◆ **Your goal**
Retype each entry below exactly as it stands.

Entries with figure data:
----------------

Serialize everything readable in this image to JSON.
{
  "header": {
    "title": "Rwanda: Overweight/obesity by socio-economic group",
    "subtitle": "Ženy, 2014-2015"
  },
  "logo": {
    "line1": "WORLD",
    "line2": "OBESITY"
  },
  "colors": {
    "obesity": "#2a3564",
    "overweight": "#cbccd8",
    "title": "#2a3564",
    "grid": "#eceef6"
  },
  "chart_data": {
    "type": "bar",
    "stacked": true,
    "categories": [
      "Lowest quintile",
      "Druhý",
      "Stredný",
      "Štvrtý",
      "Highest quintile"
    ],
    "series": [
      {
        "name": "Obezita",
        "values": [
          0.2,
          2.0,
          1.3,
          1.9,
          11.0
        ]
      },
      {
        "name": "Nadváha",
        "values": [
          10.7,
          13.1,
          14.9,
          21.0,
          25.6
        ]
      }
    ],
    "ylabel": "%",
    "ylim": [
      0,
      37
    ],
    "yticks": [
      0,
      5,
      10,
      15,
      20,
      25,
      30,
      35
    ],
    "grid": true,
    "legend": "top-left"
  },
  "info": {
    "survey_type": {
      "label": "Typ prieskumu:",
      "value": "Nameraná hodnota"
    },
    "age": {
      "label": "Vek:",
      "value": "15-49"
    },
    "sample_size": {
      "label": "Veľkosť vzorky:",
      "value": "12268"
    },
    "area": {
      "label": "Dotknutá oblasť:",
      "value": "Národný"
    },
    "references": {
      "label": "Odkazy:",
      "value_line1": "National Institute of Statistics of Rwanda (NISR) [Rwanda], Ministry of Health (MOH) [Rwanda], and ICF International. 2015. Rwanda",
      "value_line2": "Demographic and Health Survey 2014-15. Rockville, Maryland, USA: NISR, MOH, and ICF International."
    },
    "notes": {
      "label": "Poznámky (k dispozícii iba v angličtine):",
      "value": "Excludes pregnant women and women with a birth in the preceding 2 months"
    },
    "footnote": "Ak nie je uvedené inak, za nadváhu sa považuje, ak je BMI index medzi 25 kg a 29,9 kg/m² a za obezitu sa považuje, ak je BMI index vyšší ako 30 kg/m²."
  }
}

----------------

◆ **The output**
Serialize everything readable in this image to JSON.
{
  "header": {
    "title": "Rwanda: Overweight/obesity by socio-economic group",
    "subtitle": "Ženy, 2014-2015"
  },
  "logo": {
    "line1": "WORLD",
    "line2": "OBESITY"
  },
  "colors": {
    "obesity": "#2a3564",
    "overweight": "#cbccd8",
    "title": "#2a3564",
    "grid": "#eceef6"
  },
  "chart_data": {
    "type": "bar",
    "stacked": true,
    "categories": [
      "Lowest quintile",
      "Druhý",
      "Stredný",
      "Štvrtý",
      "Highest quintile"
    ],
    "series": [
      {
        "name": "Obezita",
        "values": [
          0.2,
          2.0,
          1.3,
          1.9,
          11.0
        ]
      },
      {
        "name": "Nadváha",
        "values": [
          10.7,
          13.1,
          14.9,
          21.0,
          25.6
        ]
      }
    ],
    "ylabel": "%",
    "ylim": [
      0,
      37
    ],
    "yticks": [
      0,
      5,
      10,
      15,
      20,
      25,
      30,
      35
    ],
    "grid": true,
    "legend": "top-left"
  },
  "info": {
    "survey_type": {
      "label": "Typ prieskumu:",
      "value": "Nameraná hodnota"
    },
    "age": {
      "label": "Vek:",
      "value": "15-49"
    },
    "sample_size": {
      "label": "Veľkosť vzorky:",
      "value": "12268"
    },
    "area": {
      "label": "Dotknutá oblasť:",
      "value": "Národný"
    },
    "references": {
      "label": "Odkazy:",
      "value_line1": "National Institute of Statistics of Rwanda (NISR) [Rwanda], Ministry of Health (MOH) [Rwanda], and ICF International. 2015. Rwanda",
      "value_line2": "Demographic and Health Survey 2014-15. Rockville, Maryland, USA: NISR, MOH, and ICF International."
    },
    "notes": {
      "label": "Poznámky (k dispozícii iba v angličtine):",
      "value": "Excludes pregnant women and women with a birth in the preceding 2 months"
    },
    "footnote": "Ak nie je uvedené inak, za nadváhu sa považuje, ak je BMI index medzi 25 kg a 29,9 kg/m² a za obezitu sa považuje, ak je BMI index vyšší ako 30 kg/m²."
  }
}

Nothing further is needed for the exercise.